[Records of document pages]
-=-=-=-=-

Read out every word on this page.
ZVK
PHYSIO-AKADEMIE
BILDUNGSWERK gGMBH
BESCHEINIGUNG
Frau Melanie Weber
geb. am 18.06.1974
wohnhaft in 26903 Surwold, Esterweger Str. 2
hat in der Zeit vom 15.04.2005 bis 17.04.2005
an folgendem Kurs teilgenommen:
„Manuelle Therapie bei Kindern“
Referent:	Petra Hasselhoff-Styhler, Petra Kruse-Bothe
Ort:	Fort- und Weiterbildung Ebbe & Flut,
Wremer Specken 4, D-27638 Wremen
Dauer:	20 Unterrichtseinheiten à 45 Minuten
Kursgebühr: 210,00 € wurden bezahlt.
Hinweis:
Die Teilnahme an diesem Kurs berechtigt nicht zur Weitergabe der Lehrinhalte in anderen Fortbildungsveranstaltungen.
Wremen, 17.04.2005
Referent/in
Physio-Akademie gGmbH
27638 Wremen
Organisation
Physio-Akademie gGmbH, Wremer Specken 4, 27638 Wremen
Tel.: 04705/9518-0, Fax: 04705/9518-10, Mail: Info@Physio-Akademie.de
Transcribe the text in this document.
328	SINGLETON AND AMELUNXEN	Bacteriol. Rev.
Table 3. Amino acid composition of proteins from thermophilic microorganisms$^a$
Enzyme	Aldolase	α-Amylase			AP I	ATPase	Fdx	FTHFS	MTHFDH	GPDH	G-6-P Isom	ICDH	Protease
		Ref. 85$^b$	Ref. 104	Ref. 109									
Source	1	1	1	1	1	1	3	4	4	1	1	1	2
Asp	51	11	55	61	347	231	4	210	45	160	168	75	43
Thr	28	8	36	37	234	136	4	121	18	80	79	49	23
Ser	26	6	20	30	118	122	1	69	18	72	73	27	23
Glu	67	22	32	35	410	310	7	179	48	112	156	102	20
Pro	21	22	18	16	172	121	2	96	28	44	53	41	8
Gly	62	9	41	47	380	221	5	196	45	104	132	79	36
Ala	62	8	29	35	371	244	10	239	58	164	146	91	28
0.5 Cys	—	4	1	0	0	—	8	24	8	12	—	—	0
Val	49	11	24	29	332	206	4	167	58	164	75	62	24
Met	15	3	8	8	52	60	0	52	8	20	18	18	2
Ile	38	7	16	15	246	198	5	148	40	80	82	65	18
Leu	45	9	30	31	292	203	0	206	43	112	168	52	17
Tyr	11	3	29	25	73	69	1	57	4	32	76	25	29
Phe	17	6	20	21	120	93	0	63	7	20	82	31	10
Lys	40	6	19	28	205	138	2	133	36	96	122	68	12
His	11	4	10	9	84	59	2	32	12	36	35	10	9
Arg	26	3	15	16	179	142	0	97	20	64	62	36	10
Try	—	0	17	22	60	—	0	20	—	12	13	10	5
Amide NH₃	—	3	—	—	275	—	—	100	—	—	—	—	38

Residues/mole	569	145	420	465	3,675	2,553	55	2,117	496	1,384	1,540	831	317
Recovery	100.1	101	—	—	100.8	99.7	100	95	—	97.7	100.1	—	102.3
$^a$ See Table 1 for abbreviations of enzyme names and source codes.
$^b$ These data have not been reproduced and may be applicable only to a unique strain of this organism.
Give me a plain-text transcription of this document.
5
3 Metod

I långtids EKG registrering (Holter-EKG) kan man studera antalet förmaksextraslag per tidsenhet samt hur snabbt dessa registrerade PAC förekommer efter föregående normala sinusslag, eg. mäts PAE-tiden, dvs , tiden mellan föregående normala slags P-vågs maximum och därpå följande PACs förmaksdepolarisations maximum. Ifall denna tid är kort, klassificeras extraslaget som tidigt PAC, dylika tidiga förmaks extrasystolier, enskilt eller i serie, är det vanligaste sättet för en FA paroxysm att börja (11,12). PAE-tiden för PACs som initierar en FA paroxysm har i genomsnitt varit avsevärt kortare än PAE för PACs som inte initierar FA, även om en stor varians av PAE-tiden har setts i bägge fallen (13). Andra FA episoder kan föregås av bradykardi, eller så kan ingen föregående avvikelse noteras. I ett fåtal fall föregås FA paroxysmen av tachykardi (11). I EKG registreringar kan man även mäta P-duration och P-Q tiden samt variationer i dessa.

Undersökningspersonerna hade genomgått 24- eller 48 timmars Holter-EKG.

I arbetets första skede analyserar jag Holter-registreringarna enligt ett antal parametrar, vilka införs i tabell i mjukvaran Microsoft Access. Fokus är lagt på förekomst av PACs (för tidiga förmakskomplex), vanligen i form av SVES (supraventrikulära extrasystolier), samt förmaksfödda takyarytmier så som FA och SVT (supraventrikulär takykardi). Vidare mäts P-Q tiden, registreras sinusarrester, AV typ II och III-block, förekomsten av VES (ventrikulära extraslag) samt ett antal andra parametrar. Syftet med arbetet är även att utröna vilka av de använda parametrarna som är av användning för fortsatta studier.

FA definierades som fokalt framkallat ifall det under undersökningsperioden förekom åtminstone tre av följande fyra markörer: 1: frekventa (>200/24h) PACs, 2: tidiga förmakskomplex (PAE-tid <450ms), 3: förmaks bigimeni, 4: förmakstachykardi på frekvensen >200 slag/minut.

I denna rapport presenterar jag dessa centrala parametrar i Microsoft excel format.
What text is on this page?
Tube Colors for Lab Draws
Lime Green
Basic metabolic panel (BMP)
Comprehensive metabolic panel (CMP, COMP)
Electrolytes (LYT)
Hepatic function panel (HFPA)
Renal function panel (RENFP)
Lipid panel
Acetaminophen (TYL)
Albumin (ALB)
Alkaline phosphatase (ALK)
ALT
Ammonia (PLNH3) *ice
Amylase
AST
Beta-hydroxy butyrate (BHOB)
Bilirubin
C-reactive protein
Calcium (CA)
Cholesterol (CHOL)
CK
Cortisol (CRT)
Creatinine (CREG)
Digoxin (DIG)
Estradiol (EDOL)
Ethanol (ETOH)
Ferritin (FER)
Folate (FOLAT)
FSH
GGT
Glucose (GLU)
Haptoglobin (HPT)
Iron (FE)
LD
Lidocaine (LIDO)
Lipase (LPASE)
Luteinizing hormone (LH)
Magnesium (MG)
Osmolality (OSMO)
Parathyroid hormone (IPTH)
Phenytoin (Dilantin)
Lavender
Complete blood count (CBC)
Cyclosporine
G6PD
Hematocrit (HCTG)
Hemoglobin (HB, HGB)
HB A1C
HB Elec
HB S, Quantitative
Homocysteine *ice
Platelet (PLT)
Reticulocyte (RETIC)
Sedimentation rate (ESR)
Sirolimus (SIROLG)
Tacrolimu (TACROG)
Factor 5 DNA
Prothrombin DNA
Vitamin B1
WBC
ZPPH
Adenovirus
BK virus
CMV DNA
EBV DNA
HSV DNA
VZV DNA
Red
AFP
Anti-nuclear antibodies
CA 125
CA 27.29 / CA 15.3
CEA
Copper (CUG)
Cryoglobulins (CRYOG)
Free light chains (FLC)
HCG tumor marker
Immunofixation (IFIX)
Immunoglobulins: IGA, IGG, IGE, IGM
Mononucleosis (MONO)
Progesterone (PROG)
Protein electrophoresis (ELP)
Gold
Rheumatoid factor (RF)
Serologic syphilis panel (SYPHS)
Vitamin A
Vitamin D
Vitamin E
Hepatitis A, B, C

-=-=-=-=-

*WHAT TO PRODUCE*.
All of the data must be returned exactly.

*OUTPUT OF THE EXERCISE*.
Read out every word on this page.
ZVK
PHYSIO-AKADEMIE
BILDUNGSWERK gGMBH
BESCHEINIGUNG
Frau Melanie Weber
geb. am 18.06.1974
wohnhaft in 26903 Surwold, Esterweger Str. 2
hat in der Zeit vom 15.04.2005 bis 17.04.2005
an folgendem Kurs teilgenommen:
„Manuelle Therapie bei Kindern“
Referent:	Petra Hasselhoff-Styhler, Petra Kruse-Bothe
Ort:	Fort- und Weiterbildung Ebbe & Flut,
Wremer Specken 4, D-27638 Wremen
Dauer:	20 Unterrichtseinheiten à 45 Minuten
Kursgebühr: 210,00 € wurden bezahlt.
Hinweis:
Die Teilnahme an diesem Kurs berechtigt nicht zur Weitergabe der Lehrinhalte in anderen Fortbildungsveranstaltungen.
Wremen, 17.04.2005
Referent/in
Physio-Akademie gGmbH
27638 Wremen
Organisation
Physio-Akademie gGmbH, Wremer Specken 4, 27638 Wremen
Tel.: 04705/9518-0, Fax: 04705/9518-10, Mail: Info@Physio-Akademie.de
Transcribe the text in this document.
328	SINGLETON AND AMELUNXEN	Bacteriol. Rev.
Table 3. Amino acid composition of proteins from thermophilic microorganisms$^a$
Enzyme	Aldolase	α-Amylase			AP I	ATPase	Fdx	FTHFS	MTHFDH	GPDH	G-6-P Isom	ICDH	Protease
		Ref. 85$^b$	Ref. 104	Ref. 109									
Source	1	1	1	1	1	1	3	4	4	1	1	1	2
Asp	51	11	55	61	347	231	4	210	45	160	168	75	43
Thr	28	8	36	37	234	136	4	121	18	80	79	49	23
Ser	26	6	20	30	118	122	1	69	18	72	73	27	23
Glu	67	22	32	35	410	310	7	179	48	112	156	102	20
Pro	21	22	18	16	172	121	2	96	28	44	53	41	8
Gly	62	9	41	47	380	221	5	196	45	104	132	79	36
Ala	62	8	29	35	371	244	10	239	58	164	146	91	28
0.5 Cys	—	4	1	0	0	—	8	24	8	12	—	—	0
Val	49	11	24	29	332	206	4	167	58	164	75	62	24
Met	15	3	8	8	52	60	0	52	8	20	18	18	2
Ile	38	7	16	15	246	198	5	148	40	80	82	65	18
Leu	45	9	30	31	292	203	0	206	43	112	168	52	17
Tyr	11	3	29	25	73	69	1	57	4	32	76	25	29
Phe	17	6	20	21	120	93	0	63	7	20	82	31	10
Lys	40	6	19	28	205	138	2	133	36	96	122	68	12
His	11	4	10	9	84	59	2	32	12	36	35	10	9
Arg	26	3	15	16	179	142	0	97	20	64	62	36	10
Try	—	0	17	22	60	—	0	20	—	12	13	10	5
Amide NH₃	—	3	—	—	275	—	—	100	—	—	—	—	38

Residues/mole	569	145	420	465	3,675	2,553	55	2,117	496	1,384	1,540	831	317
Recovery	100.1	101	—	—	100.8	99.7	100	95	—	97.7	100.1	—	102.3
$^a$ See Table 1 for abbreviations of enzyme names and source codes.
$^b$ These data have not been reproduced and may be applicable only to a unique strain of this organism.
Give me a plain-text transcription of this document.
5
3 Metod

I långtids EKG registrering (Holter-EKG) kan man studera antalet förmaksextraslag per tidsenhet samt hur snabbt dessa registrerade PAC förekommer efter föregående normala sinusslag, eg. mäts PAE-tiden, dvs , tiden mellan föregående normala slags P-vågs maximum och därpå följande PACs förmaksdepolarisations maximum. Ifall denna tid är kort, klassificeras extraslaget som tidigt PAC, dylika tidiga förmaks extrasystolier, enskilt eller i serie, är det vanligaste sättet för en FA paroxysm att börja (11,12). PAE-tiden för PACs som initierar en FA paroxysm har i genomsnitt varit avsevärt kortare än PAE för PACs som inte initierar FA, även om en stor varians av PAE-tiden har setts i bägge fallen (13). Andra FA episoder kan föregås av bradykardi, eller så kan ingen föregående avvikelse noteras. I ett fåtal fall föregås FA paroxysmen av tachykardi (11). I EKG registreringar kan man även mäta P-duration och P-Q tiden samt variationer i dessa.

Undersökningspersonerna hade genomgått 24- eller 48 timmars Holter-EKG.

I arbetets första skede analyserar jag Holter-registreringarna enligt ett antal parametrar, vilka införs i tabell i mjukvaran Microsoft Access. Fokus är lagt på förekomst av PACs (för tidiga förmakskomplex), vanligen i form av SVES (supraventrikulära extrasystolier), samt förmaksfödda takyarytmier så som FA och SVT (supraventrikulär takykardi). Vidare mäts P-Q tiden, registreras sinusarrester, AV typ II och III-block, förekomsten av VES (ventrikulära extraslag) samt ett antal andra parametrar. Syftet med arbetet är även att utröna vilka av de använda parametrarna som är av användning för fortsatta studier.

FA definierades som fokalt framkallat ifall det under undersökningsperioden förekom åtminstone tre av följande fyra markörer: 1: frekventa (>200/24h) PACs, 2: tidiga förmakskomplex (PAE-tid <450ms), 3: förmaks bigimeni, 4: förmakstachykardi på frekvensen >200 slag/minut.

I denna rapport presenterar jag dessa centrala parametrar i Microsoft excel format.
What text is on this page?
Tube Colors for Lab Draws
Lime Green
Basic metabolic panel (BMP)
Comprehensive metabolic panel (CMP, COMP)
Electrolytes (LYT)
Hepatic function panel (HFPA)
Renal function panel (RENFP)
Lipid panel
Acetaminophen (TYL)
Albumin (ALB)
Alkaline phosphatase (ALK)
ALT
Ammonia (PLNH3) *ice
Amylase
AST
Beta-hydroxy butyrate (BHOB)
Bilirubin
C-reactive protein
Calcium (CA)
Cholesterol (CHOL)
CK
Cortisol (CRT)
Creatinine (CREG)
Digoxin (DIG)
Estradiol (EDOL)
Ethanol (ETOH)
Ferritin (FER)
Folate (FOLAT)
FSH
GGT
Glucose (GLU)
Haptoglobin (HPT)
Iron (FE)
LD
Lidocaine (LIDO)
Lipase (LPASE)
Luteinizing hormone (LH)
Magnesium (MG)
Osmolality (OSMO)
Parathyroid hormone (IPTH)
Phenytoin (Dilantin)
Lavender
Complete blood count (CBC)
Cyclosporine
G6PD
Hematocrit (HCTG)
Hemoglobin (HB, HGB)
HB A1C
HB Elec
HB S, Quantitative
Homocysteine *ice
Platelet (PLT)
Reticulocyte (RETIC)
Sedimentation rate (ESR)
Sirolimus (SIROLG)
Tacrolimu (TACROG)
Factor 5 DNA
Prothrombin DNA
Vitamin B1
WBC
ZPPH
Adenovirus
BK virus
CMV DNA
EBV DNA
HSV DNA
VZV DNA
Red
AFP
Anti-nuclear antibodies
CA 125
CA 27.29 / CA 15.3
CEA
Copper (CUG)
Cryoglobulins (CRYOG)
Free light chains (FLC)
HCG tumor marker
Immunofixation (IFIX)
Immunoglobulins: IGA, IGG, IGE, IGM
Mononucleosis (MONO)
Progesterone (PROG)
Protein electrophoresis (ELP)
Gold
Rheumatoid factor (RF)
Serologic syphilis panel (SYPHS)
Vitamin A
Vitamin D
Vitamin E
Hepatitis A, B, C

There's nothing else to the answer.